## Text segment

********************

My advice to any fighter reading this: find a competent attorney. Not your buddy. Not the guy who approached you at the gym. A real attorney who understands this business.

There’s an old expression—I have enough problems, I don’t need yours too. That has never been more true than it is right now. Here’s what I mean. If your goal is to get to the next level, the person representing you matters more than ever. But most fighters sign with whoever’s in front of them without understanding the politics behind the scenes. They don’t know who has beef with who. They don’t know which relationships are burned. And here’s the trap—if your manager, your promoter, or your attorney has personal baggage or business history with the people making decisions, that baggage becomes your baggage. You didn’t do anything wrong. You might be the most talented fighter in your weight class. But the people on the other side aren’t separating you from your representation. You’re guilty by association. The phone stops ringing, opportunities dry up, and nobody calls to explain why. You’re just… not getting the call. And you might never find out the real reason.

A centralized system has real benefits—consistency, production value, clear matchmaking. But it also means fewer people control the door. And if you’re on the outside looking in, it doesn’t matter how talented you are.

This isn’t theoretical. It’s playing out right now at the club level.

What It’s Actually Like Right Now

Here’s what’s happening on the ground that the analysts and podcasters don’t see.

Every journeyman fighter who used to happily jump on a card at short notice is now sitting by the phone waiting for the big Zuffa or Turki call. For most of them, that call isn’t coming. But the waiting has taken them out of the available talent pool for guys like me who are actually putting on shows.

Making fights at the club level has become incredibly frustrating. Nobody wants to fight anybody—and they all want top dollar to fight nobody. I’ve got fighters who think that because they’ll sell 20 tickets, they deserve a handpicked opponent. But if you won’t sell those 20 tickets, there’s no money to cover the expenses. The ring, the officials, the commission fees, the insurance—none of it is free. The economics of a small show are brutally simple, and they don’t care about your feelings.

I want to put on good fights. Tough fights. But here’s the reality—I can only make money when I do A side vs. B side, where both fighters are selling tickets. That means I’m at the mercy of who’s willing to fight and what they’re willing to accept. I don’t get to just pick the best matchups. The fighters and their teams dictate what’s possible, and right now, most of them want easy nights for top dollar.

********************

(Structured page parsing data)
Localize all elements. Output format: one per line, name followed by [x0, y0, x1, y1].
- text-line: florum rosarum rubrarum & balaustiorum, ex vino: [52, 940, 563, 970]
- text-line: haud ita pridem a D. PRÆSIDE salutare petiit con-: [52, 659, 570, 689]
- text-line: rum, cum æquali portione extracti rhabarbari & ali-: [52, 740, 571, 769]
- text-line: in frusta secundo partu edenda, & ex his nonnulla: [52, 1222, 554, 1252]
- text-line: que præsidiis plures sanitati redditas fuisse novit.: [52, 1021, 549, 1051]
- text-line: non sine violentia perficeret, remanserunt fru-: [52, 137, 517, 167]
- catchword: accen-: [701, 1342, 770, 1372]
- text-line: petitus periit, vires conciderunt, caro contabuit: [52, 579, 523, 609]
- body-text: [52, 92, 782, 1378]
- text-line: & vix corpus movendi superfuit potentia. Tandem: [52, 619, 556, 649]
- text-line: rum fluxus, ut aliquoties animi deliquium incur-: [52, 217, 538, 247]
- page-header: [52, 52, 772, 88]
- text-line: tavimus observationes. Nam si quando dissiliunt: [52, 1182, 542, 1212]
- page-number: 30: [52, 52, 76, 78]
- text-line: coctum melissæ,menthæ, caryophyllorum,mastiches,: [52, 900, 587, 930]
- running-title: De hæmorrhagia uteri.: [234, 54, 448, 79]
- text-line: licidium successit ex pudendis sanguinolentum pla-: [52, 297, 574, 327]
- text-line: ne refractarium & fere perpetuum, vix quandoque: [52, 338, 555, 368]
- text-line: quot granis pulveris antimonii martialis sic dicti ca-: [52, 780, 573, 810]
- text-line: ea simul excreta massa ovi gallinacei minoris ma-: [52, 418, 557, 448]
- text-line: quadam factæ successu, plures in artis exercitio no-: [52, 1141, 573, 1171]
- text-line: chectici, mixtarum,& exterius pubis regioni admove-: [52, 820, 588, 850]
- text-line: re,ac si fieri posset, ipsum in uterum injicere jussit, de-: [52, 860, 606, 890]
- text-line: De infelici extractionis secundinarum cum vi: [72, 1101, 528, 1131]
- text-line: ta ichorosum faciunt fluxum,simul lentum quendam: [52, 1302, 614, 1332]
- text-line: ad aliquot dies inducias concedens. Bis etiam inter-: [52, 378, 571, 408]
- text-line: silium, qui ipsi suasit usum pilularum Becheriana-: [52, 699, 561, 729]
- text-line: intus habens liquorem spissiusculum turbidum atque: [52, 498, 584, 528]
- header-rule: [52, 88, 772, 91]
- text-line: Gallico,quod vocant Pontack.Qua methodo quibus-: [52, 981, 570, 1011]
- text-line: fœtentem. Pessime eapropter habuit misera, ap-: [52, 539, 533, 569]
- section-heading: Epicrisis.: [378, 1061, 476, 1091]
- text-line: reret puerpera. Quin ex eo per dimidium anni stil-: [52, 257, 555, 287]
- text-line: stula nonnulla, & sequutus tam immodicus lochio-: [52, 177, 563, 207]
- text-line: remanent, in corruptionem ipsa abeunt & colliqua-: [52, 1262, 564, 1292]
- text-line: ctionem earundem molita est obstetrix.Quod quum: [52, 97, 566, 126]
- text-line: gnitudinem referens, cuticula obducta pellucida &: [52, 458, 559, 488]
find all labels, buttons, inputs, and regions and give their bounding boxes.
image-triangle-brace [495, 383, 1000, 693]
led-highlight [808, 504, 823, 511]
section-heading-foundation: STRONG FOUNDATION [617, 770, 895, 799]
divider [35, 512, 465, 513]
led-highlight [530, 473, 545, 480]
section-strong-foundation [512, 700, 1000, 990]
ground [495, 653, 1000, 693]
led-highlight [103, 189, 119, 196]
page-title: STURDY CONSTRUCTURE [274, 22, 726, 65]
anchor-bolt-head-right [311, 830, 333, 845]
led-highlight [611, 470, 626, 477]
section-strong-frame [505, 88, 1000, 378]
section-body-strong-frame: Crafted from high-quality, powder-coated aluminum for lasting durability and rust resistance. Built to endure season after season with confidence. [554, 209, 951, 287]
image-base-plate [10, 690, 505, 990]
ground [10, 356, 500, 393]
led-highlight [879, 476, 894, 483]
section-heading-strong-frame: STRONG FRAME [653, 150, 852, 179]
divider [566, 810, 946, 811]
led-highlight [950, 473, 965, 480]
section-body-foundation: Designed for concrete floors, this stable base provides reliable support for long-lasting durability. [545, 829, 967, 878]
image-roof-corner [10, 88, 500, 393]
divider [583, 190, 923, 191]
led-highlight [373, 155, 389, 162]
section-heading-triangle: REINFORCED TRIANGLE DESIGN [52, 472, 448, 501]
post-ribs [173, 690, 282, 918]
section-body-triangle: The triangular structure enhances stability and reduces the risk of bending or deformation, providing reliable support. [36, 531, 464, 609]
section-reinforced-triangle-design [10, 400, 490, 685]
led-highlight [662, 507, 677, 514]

********************

## Work to complete
1. According to the text on club-level fight promotion, which expenses of a small show does the author say are not free?
2. Continue the text on club-level fight promotion from the point where it stops.

## Results
1. The ring, the officials, the commission fees, and the insurance.

2.
The guys headlining Saudi superfights didn’t start in Riyadh. They started in casino showrooms and hotel ballrooms, on cards put together by people who believed in them before anyone with real money noticed. But here’s the thing—the big players don’t need that pipeline anymore. They’re building their own. They control the development, the matchmaking, the broadcast, the whole chain. They don’t need the independent promoter. And that’s what kills us.

So Is It Over?

I don’t think so. But the path forward looks different.

What the independent promoter still has is the local connection. I know the rooms I promote in. I know the fighters, their families, the fans who show up every time. That relationship between a promoter and a community is real, and it’s something that can’t be replicated at scale no matter how much money is behind it.

But that connection alone won’t keep the lights on. The game is changing and the independent promoter has to change with it. We need to think like media companies, not just event producers. Own our content. Build audiences between fight nights, not just on them.

The billion-dollar players can buy attention. We have to earn it. That’s always been true. It’s just never been this stark.

Boxing has been here before—every few decades, some new wave of money floods the sport and everyone declares the old model dead. HBO. Showtime. DAZN’s billion-dollar era. Now Saudi Arabia and TKO. Each time, the independents who adapted survived. The ones who didn’t became cautionary tales.

I’m one of the last American club promoters. And I’ve got a local card to promote Saturday night.


Larry Goldberg is the founder of Boxing Insider Promotions and owner of BoxingInsider.com.